▶ TASK DESCRIPTION
Here are some records. Copy each one exactly.

▶ DATASET RECORDS
########################################
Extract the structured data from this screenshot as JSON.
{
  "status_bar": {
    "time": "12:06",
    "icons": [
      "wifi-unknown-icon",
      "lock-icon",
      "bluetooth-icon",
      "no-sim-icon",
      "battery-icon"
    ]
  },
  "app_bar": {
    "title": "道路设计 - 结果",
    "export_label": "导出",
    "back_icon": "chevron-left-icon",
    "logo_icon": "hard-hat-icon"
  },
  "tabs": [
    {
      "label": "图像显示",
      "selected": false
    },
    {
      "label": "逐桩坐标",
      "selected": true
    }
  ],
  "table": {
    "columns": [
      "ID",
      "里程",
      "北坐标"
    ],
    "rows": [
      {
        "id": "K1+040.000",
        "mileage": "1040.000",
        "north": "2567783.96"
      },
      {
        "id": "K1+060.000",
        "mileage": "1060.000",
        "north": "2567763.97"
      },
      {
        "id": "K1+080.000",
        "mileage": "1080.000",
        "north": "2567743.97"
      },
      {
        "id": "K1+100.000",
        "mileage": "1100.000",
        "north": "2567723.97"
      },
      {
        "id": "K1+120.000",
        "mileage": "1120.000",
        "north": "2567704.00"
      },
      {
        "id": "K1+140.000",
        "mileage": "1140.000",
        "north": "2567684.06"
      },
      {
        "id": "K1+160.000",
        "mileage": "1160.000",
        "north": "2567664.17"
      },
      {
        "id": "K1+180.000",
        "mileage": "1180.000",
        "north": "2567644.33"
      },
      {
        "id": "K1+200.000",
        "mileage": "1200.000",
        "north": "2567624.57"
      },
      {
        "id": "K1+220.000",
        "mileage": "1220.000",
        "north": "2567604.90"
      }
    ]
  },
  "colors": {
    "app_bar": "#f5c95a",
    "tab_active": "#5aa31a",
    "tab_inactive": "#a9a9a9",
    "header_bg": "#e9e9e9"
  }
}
########################################
▶ REPLY TO THE TASK
Extract the structured data from this screenshot as JSON.
{
  "status_bar": {
    "time": "12:06",
    "icons": [
      "wifi-unknown-icon",
      "lock-icon",
      "bluetooth-icon",
      "no-sim-icon",
      "battery-icon"
    ]
  },
  "app_bar": {
    "title": "道路设计 - 结果",
    "export_label": "导出",
    "back_icon": "chevron-left-icon",
    "logo_icon": "hard-hat-icon"
  },
  "tabs": [
    {
      "label": "图像显示",
      "selected": false
    },
    {
      "label": "逐桩坐标",
      "selected": true
    }
  ],
  "table": {
    "columns": [
      "ID",
      "里程",
      "北坐标"
    ],
    "rows": [
      {
        "id": "K1+040.000",
        "mileage": "1040.000",
        "north": "2567783.96"
      },
      {
        "id": "K1+060.000",
        "mileage": "1060.000",
        "north": "2567763.97"
      },
      {
        "id": "K1+080.000",
        "mileage": "1080.000",
        "north": "2567743.97"
      },
      {
        "id": "K1+100.000",
        "mileage": "1100.000",
        "north": "2567723.97"
      },
      {
        "id": "K1+120.000",
        "mileage": "1120.000",
        "north": "2567704.00"
      },
      {
        "id": "K1+140.000",
        "mileage": "1140.000",
        "north": "2567684.06"
      },
      {
        "id": "K1+160.000",
        "mileage": "1160.000",
        "north": "2567664.17"
      },
      {
        "id": "K1+180.000",
        "mileage": "1180.000",
        "north": "2567644.33"
      },
      {
        "id": "K1+200.000",
        "mileage": "1200.000",
        "north": "2567624.57"
      },
      {
        "id": "K1+220.000",
        "mileage": "1220.000",
        "north": "2567604.90"
      }
    ]
  },
  "colors": {
    "app_bar": "#f5c95a",
    "tab_active": "#5aa31a",
    "tab_inactive": "#a9a9a9",
    "header_bg": "#e9e9e9"
  }
}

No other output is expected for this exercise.